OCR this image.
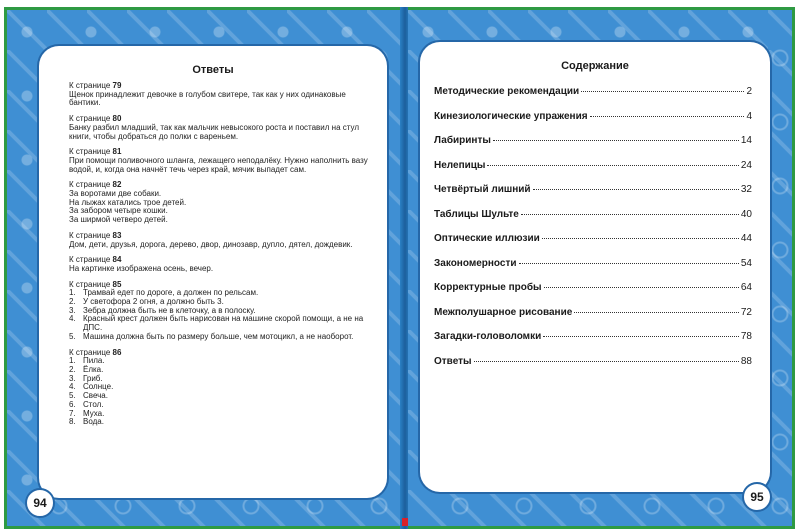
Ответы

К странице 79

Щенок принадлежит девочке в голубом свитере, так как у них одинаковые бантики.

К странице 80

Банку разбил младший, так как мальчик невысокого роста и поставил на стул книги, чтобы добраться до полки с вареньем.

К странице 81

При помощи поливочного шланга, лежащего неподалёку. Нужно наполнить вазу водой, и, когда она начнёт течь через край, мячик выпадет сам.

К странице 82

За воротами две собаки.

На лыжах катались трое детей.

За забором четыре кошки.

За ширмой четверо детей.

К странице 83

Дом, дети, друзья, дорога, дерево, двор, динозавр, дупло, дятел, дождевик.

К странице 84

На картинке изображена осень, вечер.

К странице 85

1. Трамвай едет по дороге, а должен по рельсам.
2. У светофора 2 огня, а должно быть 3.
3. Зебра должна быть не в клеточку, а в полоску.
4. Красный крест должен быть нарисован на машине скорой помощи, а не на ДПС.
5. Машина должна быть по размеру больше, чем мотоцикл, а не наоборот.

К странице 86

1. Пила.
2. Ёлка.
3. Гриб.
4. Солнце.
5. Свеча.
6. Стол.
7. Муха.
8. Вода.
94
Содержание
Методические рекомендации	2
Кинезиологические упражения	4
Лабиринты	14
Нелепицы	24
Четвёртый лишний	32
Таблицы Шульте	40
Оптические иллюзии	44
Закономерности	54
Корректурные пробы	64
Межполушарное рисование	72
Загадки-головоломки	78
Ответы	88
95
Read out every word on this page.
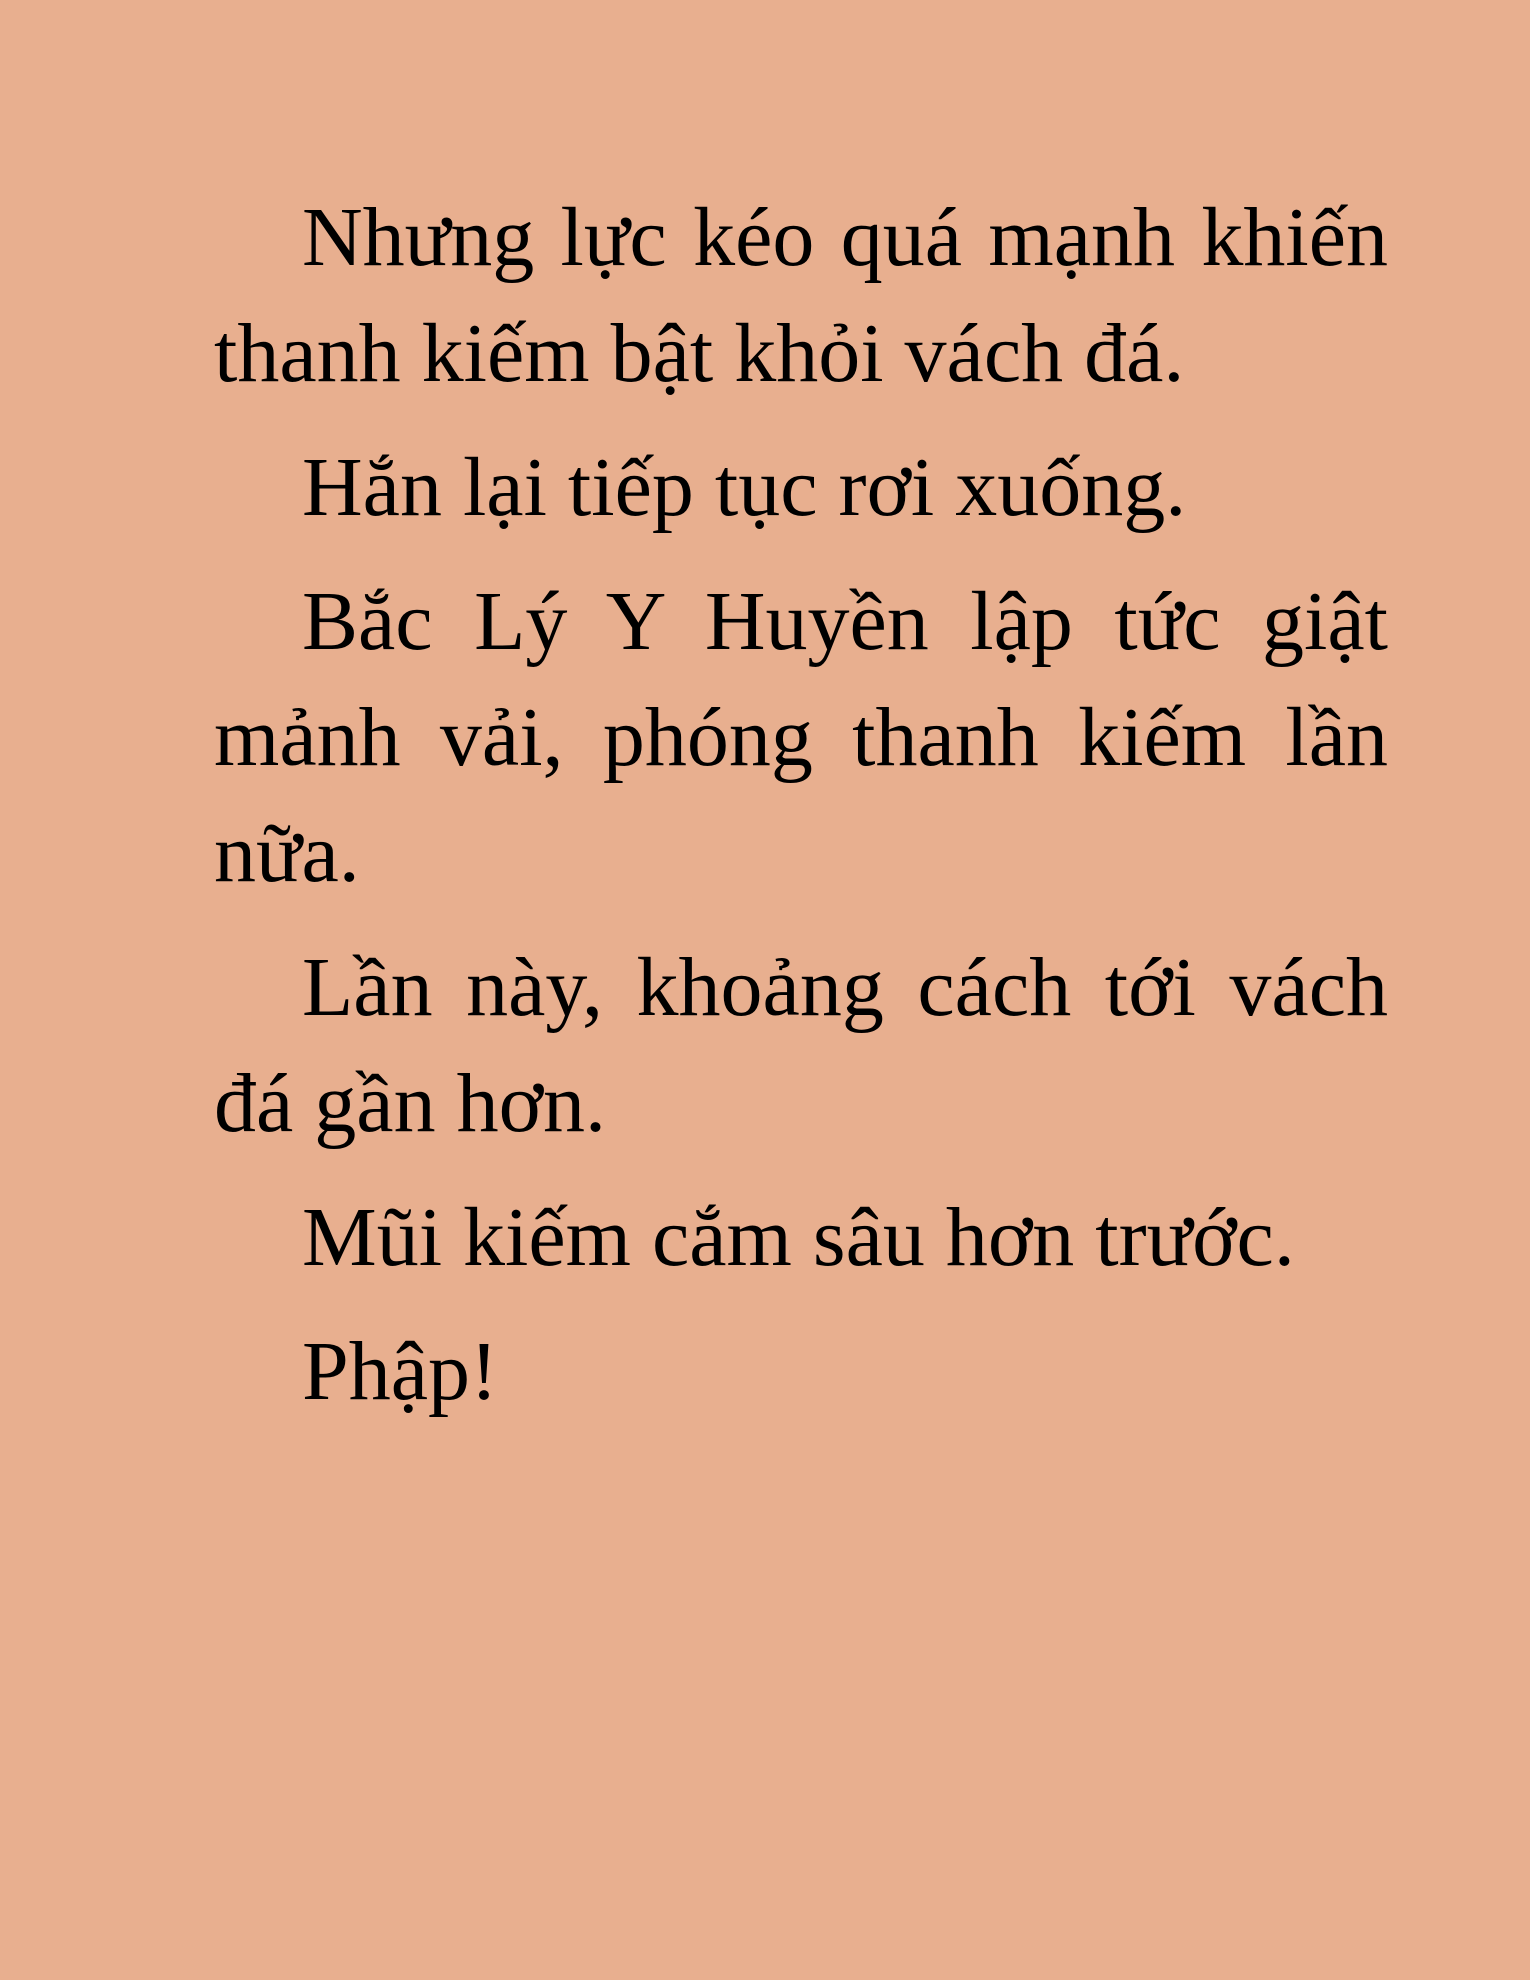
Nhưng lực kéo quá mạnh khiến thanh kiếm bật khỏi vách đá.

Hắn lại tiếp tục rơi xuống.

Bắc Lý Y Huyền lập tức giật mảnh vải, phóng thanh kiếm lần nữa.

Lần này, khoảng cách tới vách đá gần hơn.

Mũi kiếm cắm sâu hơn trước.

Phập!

========

**Work to do**
State the count of lines that contain the string "быть". Nothing else is needed.

**The output**
4